▸ WORK TO BE COMPLETED: Omit the pictures and output every entry below exactly as written.

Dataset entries
▽

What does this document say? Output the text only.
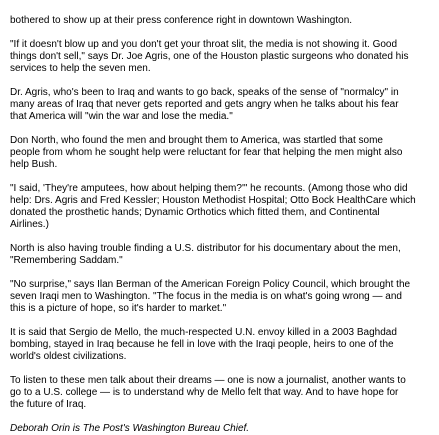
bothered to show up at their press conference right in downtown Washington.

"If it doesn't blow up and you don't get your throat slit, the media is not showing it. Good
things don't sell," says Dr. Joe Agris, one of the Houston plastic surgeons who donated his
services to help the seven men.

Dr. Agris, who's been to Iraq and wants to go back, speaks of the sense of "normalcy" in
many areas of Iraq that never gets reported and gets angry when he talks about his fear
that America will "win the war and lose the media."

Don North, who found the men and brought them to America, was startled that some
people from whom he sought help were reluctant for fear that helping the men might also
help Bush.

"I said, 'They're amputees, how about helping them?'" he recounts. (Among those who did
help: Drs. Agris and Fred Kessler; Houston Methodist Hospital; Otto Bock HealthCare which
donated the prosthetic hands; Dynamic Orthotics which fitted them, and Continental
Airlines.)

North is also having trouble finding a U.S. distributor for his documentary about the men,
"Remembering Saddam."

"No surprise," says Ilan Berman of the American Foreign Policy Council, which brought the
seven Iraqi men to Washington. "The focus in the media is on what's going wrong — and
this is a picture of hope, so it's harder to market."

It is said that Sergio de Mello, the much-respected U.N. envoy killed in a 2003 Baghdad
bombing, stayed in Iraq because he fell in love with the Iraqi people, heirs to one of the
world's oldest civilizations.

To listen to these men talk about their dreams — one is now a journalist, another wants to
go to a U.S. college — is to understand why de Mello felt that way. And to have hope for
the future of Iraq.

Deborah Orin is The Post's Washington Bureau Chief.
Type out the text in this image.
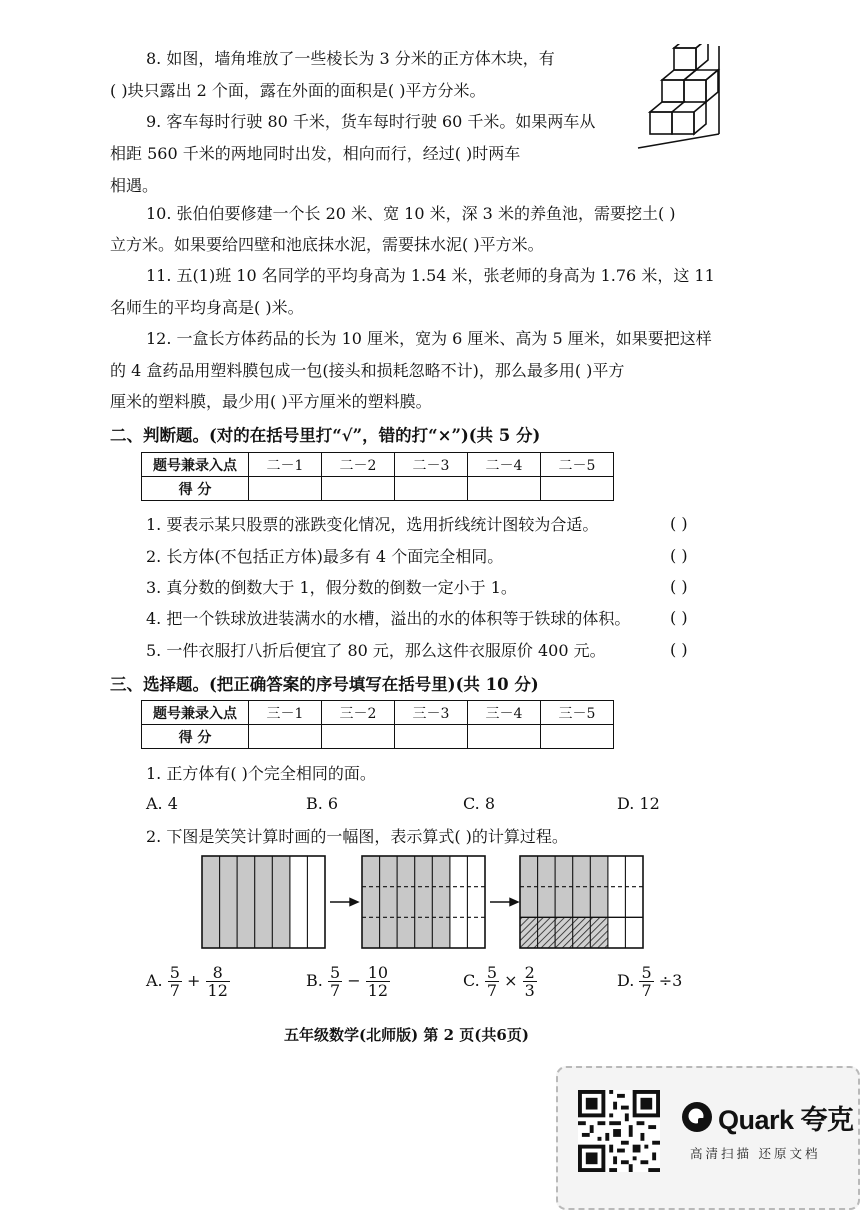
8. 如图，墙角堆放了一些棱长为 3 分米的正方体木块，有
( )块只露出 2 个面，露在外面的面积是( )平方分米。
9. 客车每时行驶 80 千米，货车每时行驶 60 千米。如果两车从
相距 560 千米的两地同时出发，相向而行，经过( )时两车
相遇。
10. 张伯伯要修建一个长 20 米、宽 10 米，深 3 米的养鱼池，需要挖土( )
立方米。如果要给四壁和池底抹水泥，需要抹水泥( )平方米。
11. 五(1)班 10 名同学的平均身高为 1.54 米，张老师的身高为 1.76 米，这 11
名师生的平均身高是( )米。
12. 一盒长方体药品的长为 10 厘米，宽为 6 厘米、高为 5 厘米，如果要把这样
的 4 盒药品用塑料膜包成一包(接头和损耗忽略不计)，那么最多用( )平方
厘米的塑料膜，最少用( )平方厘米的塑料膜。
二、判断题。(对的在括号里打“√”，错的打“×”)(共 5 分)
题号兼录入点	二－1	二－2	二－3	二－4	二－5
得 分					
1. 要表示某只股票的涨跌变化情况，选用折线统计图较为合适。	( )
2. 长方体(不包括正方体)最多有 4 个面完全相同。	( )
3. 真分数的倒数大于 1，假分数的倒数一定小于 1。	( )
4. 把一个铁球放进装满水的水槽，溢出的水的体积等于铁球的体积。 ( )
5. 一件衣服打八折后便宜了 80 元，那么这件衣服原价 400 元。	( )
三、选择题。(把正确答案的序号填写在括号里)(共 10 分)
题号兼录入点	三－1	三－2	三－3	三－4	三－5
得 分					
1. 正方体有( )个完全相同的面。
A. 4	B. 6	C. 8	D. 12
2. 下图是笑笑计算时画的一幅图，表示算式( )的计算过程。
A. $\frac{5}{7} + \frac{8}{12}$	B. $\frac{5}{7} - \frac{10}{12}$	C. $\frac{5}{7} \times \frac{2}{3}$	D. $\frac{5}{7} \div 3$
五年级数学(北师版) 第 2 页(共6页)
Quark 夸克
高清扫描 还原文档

△

▸ FINISHED EXERCISE:
What does this document say? Output the text only.
bothered to show up at their press conference right in downtown Washington.

"If it doesn't blow up and you don't get your throat slit, the media is not showing it. Good
things don't sell," says Dr. Joe Agris, one of the Houston plastic surgeons who donated his
services to help the seven men.

Dr. Agris, who's been to Iraq and wants to go back, speaks of the sense of "normalcy" in
many areas of Iraq that never gets reported and gets angry when he talks about his fear
that America will "win the war and lose the media."

Don North, who found the men and brought them to America, was startled that some
people from whom he sought help were reluctant for fear that helping the men might also
help Bush.

"I said, 'They're amputees, how about helping them?'" he recounts. (Among those who did
help: Drs. Agris and Fred Kessler; Houston Methodist Hospital; Otto Bock HealthCare which
donated the prosthetic hands; Dynamic Orthotics which fitted them, and Continental
Airlines.)

North is also having trouble finding a U.S. distributor for his documentary about the men,
"Remembering Saddam."

"No surprise," says Ilan Berman of the American Foreign Policy Council, which brought the
seven Iraqi men to Washington. "The focus in the media is on what's going wrong — and
this is a picture of hope, so it's harder to market."

It is said that Sergio de Mello, the much-respected U.N. envoy killed in a 2003 Baghdad
bombing, stayed in Iraq because he fell in love with the Iraqi people, heirs to one of the
world's oldest civilizations.

To listen to these men talk about their dreams — one is now a journalist, another wants to
go to a U.S. college — is to understand why de Mello felt that way. And to have hope for
the future of Iraq.

Deborah Orin is The Post's Washington Bureau Chief.
Type out the text in this image.
8. 如图，墙角堆放了一些棱长为 3 分米的正方体木块，有
( )块只露出 2 个面，露在外面的面积是( )平方分米。
9. 客车每时行驶 80 千米，货车每时行驶 60 千米。如果两车从
相距 560 千米的两地同时出发，相向而行，经过( )时两车
相遇。
10. 张伯伯要修建一个长 20 米、宽 10 米，深 3 米的养鱼池，需要挖土( )
立方米。如果要给四壁和池底抹水泥，需要抹水泥( )平方米。
11. 五(1)班 10 名同学的平均身高为 1.54 米，张老师的身高为 1.76 米，这 11
名师生的平均身高是( )米。
12. 一盒长方体药品的长为 10 厘米，宽为 6 厘米、高为 5 厘米，如果要把这样
的 4 盒药品用塑料膜包成一包(接头和损耗忽略不计)，那么最多用( )平方
厘米的塑料膜，最少用( )平方厘米的塑料膜。
二、判断题。(对的在括号里打“√”，错的打“×”)(共 5 分)
题号兼录入点	二－1	二－2	二－3	二－4	二－5
得 分					
1. 要表示某只股票的涨跌变化情况，选用折线统计图较为合适。	( )
2. 长方体(不包括正方体)最多有 4 个面完全相同。	( )
3. 真分数的倒数大于 1，假分数的倒数一定小于 1。	( )
4. 把一个铁球放进装满水的水槽，溢出的水的体积等于铁球的体积。 ( )
5. 一件衣服打八折后便宜了 80 元，那么这件衣服原价 400 元。	( )
三、选择题。(把正确答案的序号填写在括号里)(共 10 分)
题号兼录入点	三－1	三－2	三－3	三－4	三－5
得 分					
1. 正方体有( )个完全相同的面。
A. 4	B. 6	C. 8	D. 12
2. 下图是笑笑计算时画的一幅图，表示算式( )的计算过程。
A. $\frac{5}{7} + \frac{8}{12}$	B. $\frac{5}{7} - \frac{10}{12}$	C. $\frac{5}{7} \times \frac{2}{3}$	D. $\frac{5}{7} \div 3$
五年级数学(北师版) 第 2 页(共6页)
Quark 夸克
高清扫描 还原文档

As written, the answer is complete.